(Records from a data collection)
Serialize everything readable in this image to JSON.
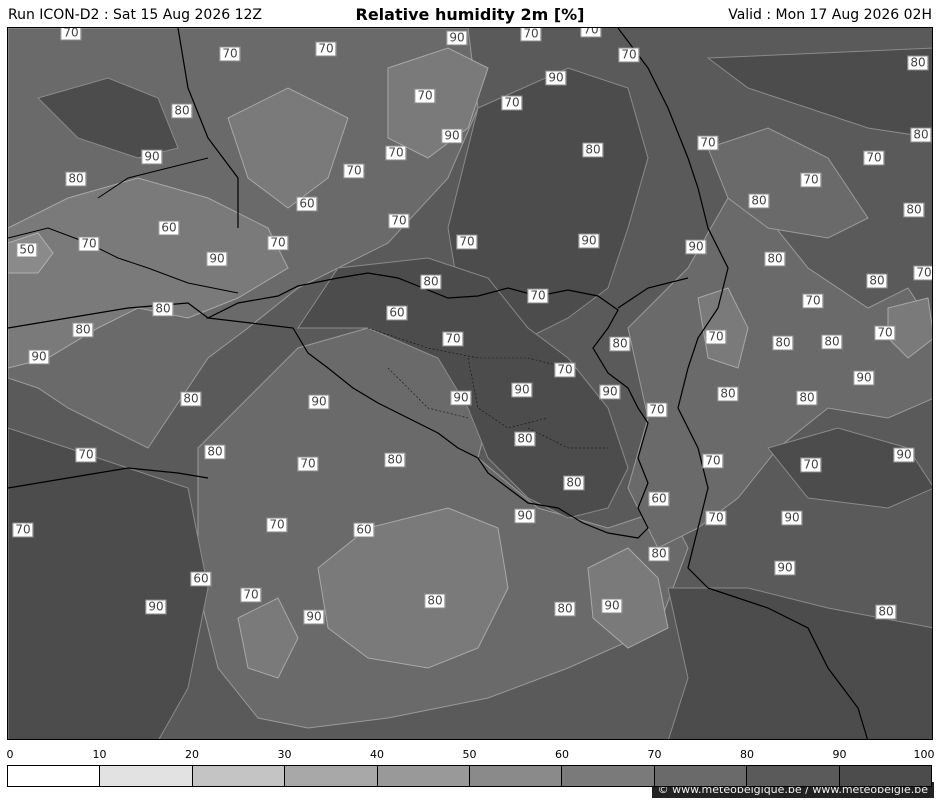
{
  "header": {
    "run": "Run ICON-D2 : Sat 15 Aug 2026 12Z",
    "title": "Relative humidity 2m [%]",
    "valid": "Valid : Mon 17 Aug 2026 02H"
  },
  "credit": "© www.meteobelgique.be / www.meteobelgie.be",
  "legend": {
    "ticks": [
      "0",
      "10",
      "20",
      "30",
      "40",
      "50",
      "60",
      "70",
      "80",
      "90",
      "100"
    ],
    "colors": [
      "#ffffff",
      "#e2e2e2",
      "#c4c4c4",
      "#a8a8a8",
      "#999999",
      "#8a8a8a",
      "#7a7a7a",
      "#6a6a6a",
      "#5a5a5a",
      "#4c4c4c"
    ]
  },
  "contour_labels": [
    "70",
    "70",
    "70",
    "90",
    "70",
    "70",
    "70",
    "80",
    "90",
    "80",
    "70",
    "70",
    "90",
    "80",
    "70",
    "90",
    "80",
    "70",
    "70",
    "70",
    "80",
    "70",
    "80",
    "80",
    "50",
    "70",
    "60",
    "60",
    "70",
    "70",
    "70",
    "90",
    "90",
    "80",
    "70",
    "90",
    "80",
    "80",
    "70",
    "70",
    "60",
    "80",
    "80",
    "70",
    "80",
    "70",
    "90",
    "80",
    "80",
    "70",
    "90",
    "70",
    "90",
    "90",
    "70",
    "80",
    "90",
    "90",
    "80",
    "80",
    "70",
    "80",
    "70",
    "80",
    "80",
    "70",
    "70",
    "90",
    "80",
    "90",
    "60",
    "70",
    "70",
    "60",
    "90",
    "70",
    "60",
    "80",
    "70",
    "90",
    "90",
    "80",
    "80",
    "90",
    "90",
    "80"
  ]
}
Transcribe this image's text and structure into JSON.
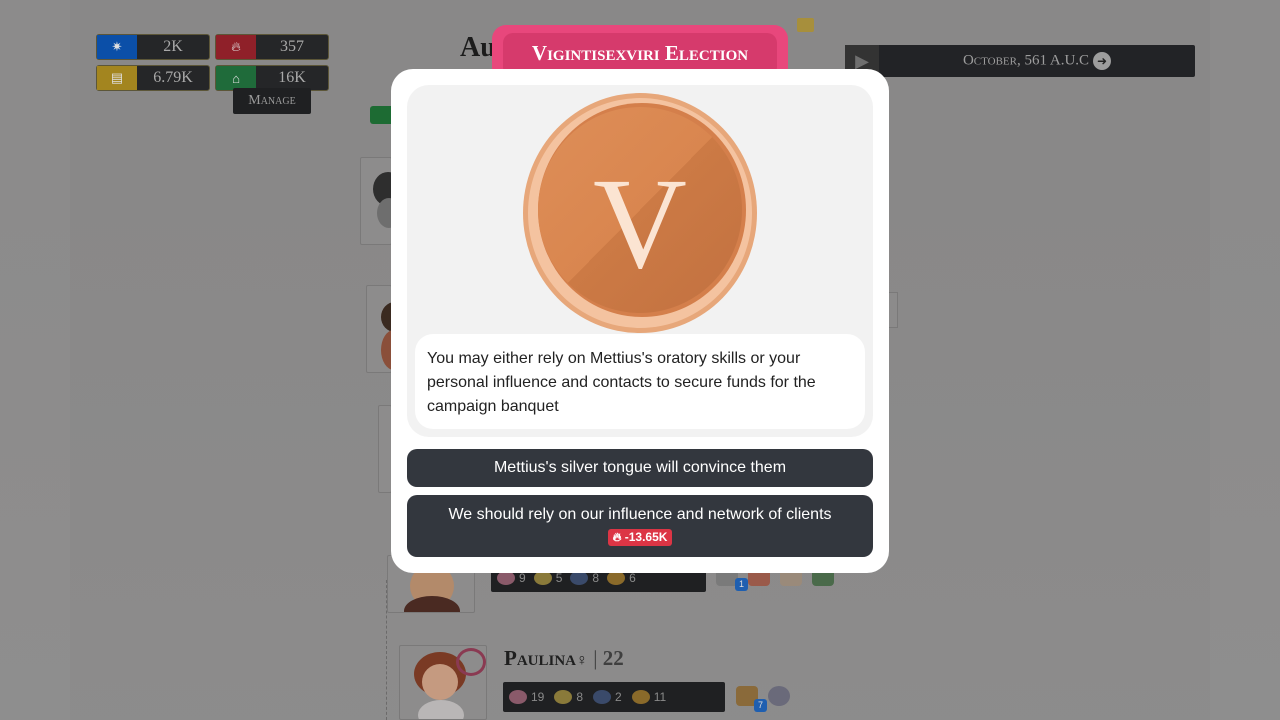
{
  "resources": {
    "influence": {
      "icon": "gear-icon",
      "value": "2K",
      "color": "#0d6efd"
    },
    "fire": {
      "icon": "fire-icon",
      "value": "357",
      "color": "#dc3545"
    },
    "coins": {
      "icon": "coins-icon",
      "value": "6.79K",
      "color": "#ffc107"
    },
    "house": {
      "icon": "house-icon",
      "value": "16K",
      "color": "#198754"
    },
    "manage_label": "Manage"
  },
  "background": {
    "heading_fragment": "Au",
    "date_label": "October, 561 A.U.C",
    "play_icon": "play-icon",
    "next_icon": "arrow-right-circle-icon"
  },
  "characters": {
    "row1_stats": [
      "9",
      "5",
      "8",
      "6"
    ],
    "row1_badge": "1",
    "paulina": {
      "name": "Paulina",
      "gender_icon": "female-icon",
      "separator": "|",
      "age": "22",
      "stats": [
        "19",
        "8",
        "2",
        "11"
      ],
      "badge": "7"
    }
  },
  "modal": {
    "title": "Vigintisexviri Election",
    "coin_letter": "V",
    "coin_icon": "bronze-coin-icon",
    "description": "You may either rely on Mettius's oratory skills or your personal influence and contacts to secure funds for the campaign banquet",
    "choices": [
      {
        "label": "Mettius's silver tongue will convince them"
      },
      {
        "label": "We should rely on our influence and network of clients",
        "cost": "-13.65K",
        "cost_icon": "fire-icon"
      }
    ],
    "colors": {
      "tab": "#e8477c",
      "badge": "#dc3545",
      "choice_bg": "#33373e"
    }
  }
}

— WRITTEN PROBLEM —
Copy out each line word for word, please, skipping the images.

— WRITTEN SOLUTION —
Serialize everything readable in this image to JSON.
{
  "header": {
    "run": "Run ICON-D2 : Sat 15 Aug 2026 12Z",
    "title": "Relative humidity 2m [%]",
    "valid": "Valid : Mon 17 Aug 2026 02H"
  },
  "credit": "© www.meteobelgique.be / www.meteobelgie.be",
  "legend": {
    "ticks": [
      "0",
      "10",
      "20",
      "30",
      "40",
      "50",
      "60",
      "70",
      "80",
      "90",
      "100"
    ],
    "colors": [
      "#ffffff",
      "#e2e2e2",
      "#c4c4c4",
      "#a8a8a8",
      "#999999",
      "#8a8a8a",
      "#7a7a7a",
      "#6a6a6a",
      "#5a5a5a",
      "#4c4c4c"
    ]
  },
  "contour_labels": [
    "70",
    "70",
    "70",
    "90",
    "70",
    "70",
    "70",
    "80",
    "90",
    "80",
    "70",
    "70",
    "90",
    "80",
    "70",
    "90",
    "80",
    "70",
    "70",
    "70",
    "80",
    "70",
    "80",
    "80",
    "50",
    "70",
    "60",
    "60",
    "70",
    "70",
    "70",
    "90",
    "90",
    "80",
    "70",
    "90",
    "80",
    "80",
    "70",
    "70",
    "60",
    "80",
    "80",
    "70",
    "80",
    "70",
    "90",
    "80",
    "80",
    "70",
    "90",
    "70",
    "90",
    "90",
    "70",
    "80",
    "90",
    "90",
    "80",
    "80",
    "70",
    "80",
    "70",
    "80",
    "80",
    "70",
    "70",
    "90",
    "80",
    "90",
    "60",
    "70",
    "70",
    "60",
    "90",
    "70",
    "60",
    "80",
    "70",
    "90",
    "90",
    "80",
    "80",
    "90",
    "90",
    "80"
  ]
}
Transcribe this image's text and structure into JSON.
{
  "resources": {
    "influence": {
      "icon": "gear-icon",
      "value": "2K",
      "color": "#0d6efd"
    },
    "fire": {
      "icon": "fire-icon",
      "value": "357",
      "color": "#dc3545"
    },
    "coins": {
      "icon": "coins-icon",
      "value": "6.79K",
      "color": "#ffc107"
    },
    "house": {
      "icon": "house-icon",
      "value": "16K",
      "color": "#198754"
    },
    "manage_label": "Manage"
  },
  "background": {
    "heading_fragment": "Au",
    "date_label": "October, 561 A.U.C",
    "play_icon": "play-icon",
    "next_icon": "arrow-right-circle-icon"
  },
  "characters": {
    "row1_stats": [
      "9",
      "5",
      "8",
      "6"
    ],
    "row1_badge": "1",
    "paulina": {
      "name": "Paulina",
      "gender_icon": "female-icon",
      "separator": "|",
      "age": "22",
      "stats": [
        "19",
        "8",
        "2",
        "11"
      ],
      "badge": "7"
    }
  },
  "modal": {
    "title": "Vigintisexviri Election",
    "coin_letter": "V",
    "coin_icon": "bronze-coin-icon",
    "description": "You may either rely on Mettius's oratory skills or your personal influence and contacts to secure funds for the campaign banquet",
    "choices": [
      {
        "label": "Mettius's silver tongue will convince them"
      },
      {
        "label": "We should rely on our influence and network of clients",
        "cost": "-13.65K",
        "cost_icon": "fire-icon"
      }
    ],
    "colors": {
      "tab": "#e8477c",
      "badge": "#dc3545",
      "choice_bg": "#33373e"
    }
  }
}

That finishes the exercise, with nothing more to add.